▸ **REQUIRED WORK**
Copy the records that follow exactly as written, but not their pictures.

[Dataset excerpts]
───
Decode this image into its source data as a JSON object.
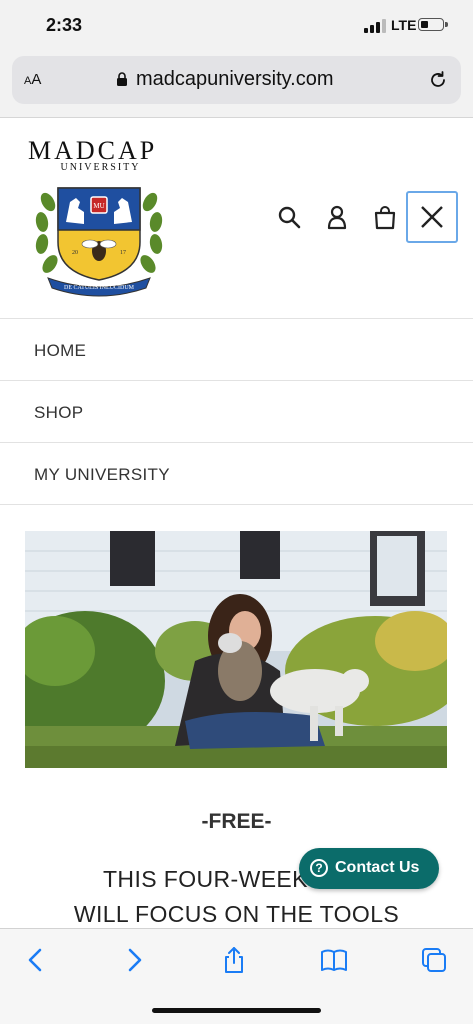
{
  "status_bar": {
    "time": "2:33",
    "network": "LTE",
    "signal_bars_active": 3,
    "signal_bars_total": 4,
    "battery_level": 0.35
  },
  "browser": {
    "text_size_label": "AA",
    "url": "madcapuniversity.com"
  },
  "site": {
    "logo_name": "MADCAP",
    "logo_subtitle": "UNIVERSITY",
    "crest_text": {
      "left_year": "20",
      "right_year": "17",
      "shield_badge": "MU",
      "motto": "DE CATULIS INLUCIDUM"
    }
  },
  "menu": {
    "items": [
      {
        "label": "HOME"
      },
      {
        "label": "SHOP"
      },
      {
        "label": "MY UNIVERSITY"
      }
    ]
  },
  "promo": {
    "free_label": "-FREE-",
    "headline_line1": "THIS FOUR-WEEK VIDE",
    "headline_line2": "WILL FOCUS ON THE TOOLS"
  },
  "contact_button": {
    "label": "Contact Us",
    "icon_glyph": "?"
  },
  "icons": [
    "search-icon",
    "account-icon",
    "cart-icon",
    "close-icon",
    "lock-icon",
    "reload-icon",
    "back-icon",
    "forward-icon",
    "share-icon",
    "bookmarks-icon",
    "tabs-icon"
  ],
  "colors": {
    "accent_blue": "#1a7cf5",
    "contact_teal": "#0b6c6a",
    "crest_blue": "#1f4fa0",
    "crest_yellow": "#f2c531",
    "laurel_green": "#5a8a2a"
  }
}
───
▸ **EXERCISE OUTPUT**
Decode this image into its source data as a JSON object.
{
  "status_bar": {
    "time": "2:33",
    "network": "LTE",
    "signal_bars_active": 3,
    "signal_bars_total": 4,
    "battery_level": 0.35
  },
  "browser": {
    "text_size_label": "AA",
    "url": "madcapuniversity.com"
  },
  "site": {
    "logo_name": "MADCAP",
    "logo_subtitle": "UNIVERSITY",
    "crest_text": {
      "left_year": "20",
      "right_year": "17",
      "shield_badge": "MU",
      "motto": "DE CATULIS INLUCIDUM"
    }
  },
  "menu": {
    "items": [
      {
        "label": "HOME"
      },
      {
        "label": "SHOP"
      },
      {
        "label": "MY UNIVERSITY"
      }
    ]
  },
  "promo": {
    "free_label": "-FREE-",
    "headline_line1": "THIS FOUR-WEEK VIDE",
    "headline_line2": "WILL FOCUS ON THE TOOLS"
  },
  "contact_button": {
    "label": "Contact Us",
    "icon_glyph": "?"
  },
  "icons": [
    "search-icon",
    "account-icon",
    "cart-icon",
    "close-icon",
    "lock-icon",
    "reload-icon",
    "back-icon",
    "forward-icon",
    "share-icon",
    "bookmarks-icon",
    "tabs-icon"
  ],
  "colors": {
    "accent_blue": "#1a7cf5",
    "contact_teal": "#0b6c6a",
    "crest_blue": "#1f4fa0",
    "crest_yellow": "#f2c531",
    "laurel_green": "#5a8a2a"
  }
}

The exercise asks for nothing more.